• [GOAL OF THE EXERCISE] How many of the lines below contain "name"? Answer with that number alone.

• [GIVEN INFORMATION]

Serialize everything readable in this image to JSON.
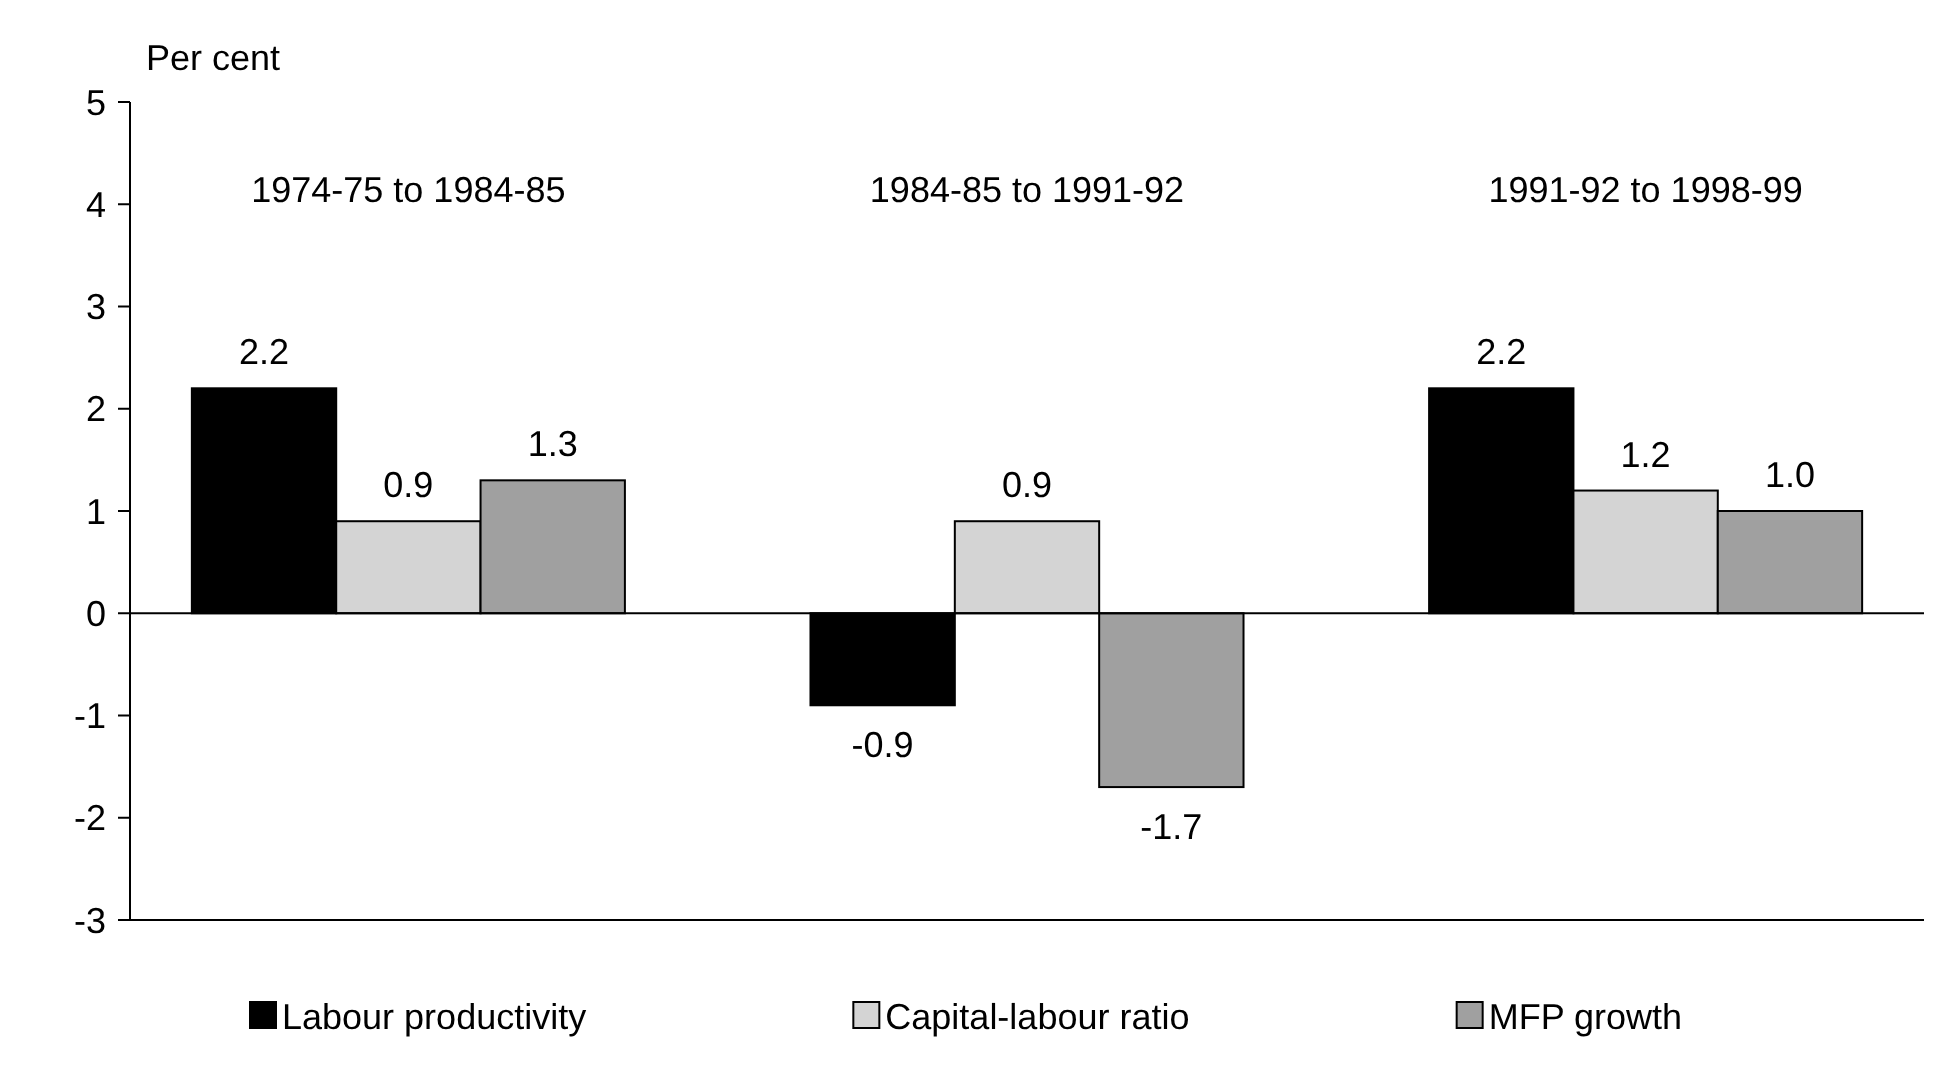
{
  "chart_data": {
    "type": "bar",
    "ylabel": "Per cent",
    "categories": [
      "1974-75 to 1984-85",
      "1984-85 to 1991-92",
      "1991-92 to 1998-99"
    ],
    "series": [
      {
        "name": "Labour productivity",
        "color": "#000000",
        "values": [
          2.2,
          -0.9,
          2.2
        ],
        "value_labels": [
          "2.2",
          "-0.9",
          "2.2"
        ]
      },
      {
        "name": "Capital-labour ratio",
        "color": "#d4d4d4",
        "values": [
          0.9,
          0.9,
          1.2
        ],
        "value_labels": [
          "0.9",
          "0.9",
          "1.2"
        ]
      },
      {
        "name": "MFP growth",
        "color": "#a0a0a0",
        "values": [
          1.3,
          -1.7,
          1.0
        ],
        "value_labels": [
          "1.3",
          "-1.7",
          "1.0"
        ]
      }
    ],
    "ylim": [
      -3,
      5
    ],
    "yticks": [
      -3,
      -2,
      -1,
      0,
      1,
      2,
      3,
      4,
      5
    ],
    "legend": "bottom"
  }
}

• [FINAL RESULT] 3